| REQUEST |
Write the material out again exactly as it stands.

Data entries
_ _ _ _
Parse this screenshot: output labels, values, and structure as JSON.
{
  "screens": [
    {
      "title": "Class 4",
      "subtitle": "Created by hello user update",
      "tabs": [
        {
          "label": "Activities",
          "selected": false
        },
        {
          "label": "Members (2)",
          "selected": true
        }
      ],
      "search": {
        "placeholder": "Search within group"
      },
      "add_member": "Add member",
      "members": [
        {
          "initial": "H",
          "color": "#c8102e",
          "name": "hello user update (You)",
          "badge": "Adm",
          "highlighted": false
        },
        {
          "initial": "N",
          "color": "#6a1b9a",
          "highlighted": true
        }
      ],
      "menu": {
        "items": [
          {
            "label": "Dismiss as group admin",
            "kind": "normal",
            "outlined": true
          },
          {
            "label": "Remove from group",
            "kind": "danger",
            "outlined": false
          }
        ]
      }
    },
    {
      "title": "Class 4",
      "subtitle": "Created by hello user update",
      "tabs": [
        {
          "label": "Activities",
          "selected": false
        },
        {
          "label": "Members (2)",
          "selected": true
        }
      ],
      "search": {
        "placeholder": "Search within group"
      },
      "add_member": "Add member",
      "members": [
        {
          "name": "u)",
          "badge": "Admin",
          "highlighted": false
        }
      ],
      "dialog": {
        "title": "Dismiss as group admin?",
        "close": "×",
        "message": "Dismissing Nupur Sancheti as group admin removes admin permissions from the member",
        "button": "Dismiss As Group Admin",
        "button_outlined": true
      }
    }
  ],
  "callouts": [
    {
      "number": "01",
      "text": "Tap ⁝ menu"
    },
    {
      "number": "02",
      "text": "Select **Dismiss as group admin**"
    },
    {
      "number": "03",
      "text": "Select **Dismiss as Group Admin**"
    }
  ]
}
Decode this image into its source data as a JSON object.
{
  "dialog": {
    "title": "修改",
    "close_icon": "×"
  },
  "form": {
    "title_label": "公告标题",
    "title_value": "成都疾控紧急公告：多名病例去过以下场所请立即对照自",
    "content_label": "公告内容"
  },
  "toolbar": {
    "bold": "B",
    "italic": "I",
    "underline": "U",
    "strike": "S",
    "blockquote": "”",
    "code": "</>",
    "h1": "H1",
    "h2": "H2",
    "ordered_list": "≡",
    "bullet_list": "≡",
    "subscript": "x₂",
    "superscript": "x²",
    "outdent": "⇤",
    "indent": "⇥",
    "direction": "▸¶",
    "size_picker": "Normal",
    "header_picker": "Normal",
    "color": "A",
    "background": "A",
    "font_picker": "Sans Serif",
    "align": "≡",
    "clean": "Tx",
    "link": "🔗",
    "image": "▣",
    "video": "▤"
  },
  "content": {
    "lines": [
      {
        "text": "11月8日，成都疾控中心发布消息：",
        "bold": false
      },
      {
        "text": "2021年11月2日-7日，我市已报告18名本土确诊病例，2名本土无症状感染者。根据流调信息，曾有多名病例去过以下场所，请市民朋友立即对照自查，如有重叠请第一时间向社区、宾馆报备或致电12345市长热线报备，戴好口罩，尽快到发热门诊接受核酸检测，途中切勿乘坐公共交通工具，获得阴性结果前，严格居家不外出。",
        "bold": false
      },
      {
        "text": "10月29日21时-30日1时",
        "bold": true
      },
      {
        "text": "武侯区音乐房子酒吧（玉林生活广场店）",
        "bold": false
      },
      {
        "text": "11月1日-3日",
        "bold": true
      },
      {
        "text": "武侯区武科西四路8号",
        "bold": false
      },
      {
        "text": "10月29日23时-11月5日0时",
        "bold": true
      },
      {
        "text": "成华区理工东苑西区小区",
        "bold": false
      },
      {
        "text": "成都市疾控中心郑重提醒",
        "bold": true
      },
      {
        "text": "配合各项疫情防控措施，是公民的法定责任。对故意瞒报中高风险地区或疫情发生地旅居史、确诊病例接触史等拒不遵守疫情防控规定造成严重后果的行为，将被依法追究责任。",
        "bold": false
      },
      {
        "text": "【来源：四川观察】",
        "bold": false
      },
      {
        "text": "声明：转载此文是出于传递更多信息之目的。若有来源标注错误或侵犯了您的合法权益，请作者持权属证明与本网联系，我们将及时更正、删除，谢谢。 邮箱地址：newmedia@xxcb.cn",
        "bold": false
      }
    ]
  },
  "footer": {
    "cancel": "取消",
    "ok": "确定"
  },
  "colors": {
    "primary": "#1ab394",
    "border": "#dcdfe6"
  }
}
_ _ _ _
| EXPECTED ANSWER |
Parse this screenshot: output labels, values, and structure as JSON.
{
  "screens": [
    {
      "title": "Class 4",
      "subtitle": "Created by hello user update",
      "tabs": [
        {
          "label": "Activities",
          "selected": false
        },
        {
          "label": "Members (2)",
          "selected": true
        }
      ],
      "search": {
        "placeholder": "Search within group"
      },
      "add_member": "Add member",
      "members": [
        {
          "initial": "H",
          "color": "#c8102e",
          "name": "hello user update (You)",
          "badge": "Adm",
          "highlighted": false
        },
        {
          "initial": "N",
          "color": "#6a1b9a",
          "highlighted": true
        }
      ],
      "menu": {
        "items": [
          {
            "label": "Dismiss as group admin",
            "kind": "normal",
            "outlined": true
          },
          {
            "label": "Remove from group",
            "kind": "danger",
            "outlined": false
          }
        ]
      }
    },
    {
      "title": "Class 4",
      "subtitle": "Created by hello user update",
      "tabs": [
        {
          "label": "Activities",
          "selected": false
        },
        {
          "label": "Members (2)",
          "selected": true
        }
      ],
      "search": {
        "placeholder": "Search within group"
      },
      "add_member": "Add member",
      "members": [
        {
          "name": "u)",
          "badge": "Admin",
          "highlighted": false
        }
      ],
      "dialog": {
        "title": "Dismiss as group admin?",
        "close": "×",
        "message": "Dismissing Nupur Sancheti as group admin removes admin permissions from the member",
        "button": "Dismiss As Group Admin",
        "button_outlined": true
      }
    }
  ],
  "callouts": [
    {
      "number": "01",
      "text": "Tap ⁝ menu"
    },
    {
      "number": "02",
      "text": "Select **Dismiss as group admin**"
    },
    {
      "number": "03",
      "text": "Select **Dismiss as Group Admin**"
    }
  ]
}
Decode this image into its source data as a JSON object.
{
  "dialog": {
    "title": "修改",
    "close_icon": "×"
  },
  "form": {
    "title_label": "公告标题",
    "title_value": "成都疾控紧急公告：多名病例去过以下场所请立即对照自",
    "content_label": "公告内容"
  },
  "toolbar": {
    "bold": "B",
    "italic": "I",
    "underline": "U",
    "strike": "S",
    "blockquote": "”",
    "code": "</>",
    "h1": "H1",
    "h2": "H2",
    "ordered_list": "≡",
    "bullet_list": "≡",
    "subscript": "x₂",
    "superscript": "x²",
    "outdent": "⇤",
    "indent": "⇥",
    "direction": "▸¶",
    "size_picker": "Normal",
    "header_picker": "Normal",
    "color": "A",
    "background": "A",
    "font_picker": "Sans Serif",
    "align": "≡",
    "clean": "Tx",
    "link": "🔗",
    "image": "▣",
    "video": "▤"
  },
  "content": {
    "lines": [
      {
        "text": "11月8日，成都疾控中心发布消息：",
        "bold": false
      },
      {
        "text": "2021年11月2日-7日，我市已报告18名本土确诊病例，2名本土无症状感染者。根据流调信息，曾有多名病例去过以下场所，请市民朋友立即对照自查，如有重叠请第一时间向社区、宾馆报备或致电12345市长热线报备，戴好口罩，尽快到发热门诊接受核酸检测，途中切勿乘坐公共交通工具，获得阴性结果前，严格居家不外出。",
        "bold": false
      },
      {
        "text": "10月29日21时-30日1时",
        "bold": true
      },
      {
        "text": "武侯区音乐房子酒吧（玉林生活广场店）",
        "bold": false
      },
      {
        "text": "11月1日-3日",
        "bold": true
      },
      {
        "text": "武侯区武科西四路8号",
        "bold": false
      },
      {
        "text": "10月29日23时-11月5日0时",
        "bold": true
      },
      {
        "text": "成华区理工东苑西区小区",
        "bold": false
      },
      {
        "text": "成都市疾控中心郑重提醒",
        "bold": true
      },
      {
        "text": "配合各项疫情防控措施，是公民的法定责任。对故意瞒报中高风险地区或疫情发生地旅居史、确诊病例接触史等拒不遵守疫情防控规定造成严重后果的行为，将被依法追究责任。",
        "bold": false
      },
      {
        "text": "【来源：四川观察】",
        "bold": false
      },
      {
        "text": "声明：转载此文是出于传递更多信息之目的。若有来源标注错误或侵犯了您的合法权益，请作者持权属证明与本网联系，我们将及时更正、删除，谢谢。 邮箱地址：newmedia@xxcb.cn",
        "bold": false
      }
    ]
  },
  "footer": {
    "cancel": "取消",
    "ok": "确定"
  },
  "colors": {
    "primary": "#1ab394",
    "border": "#dcdfe6"
  }
}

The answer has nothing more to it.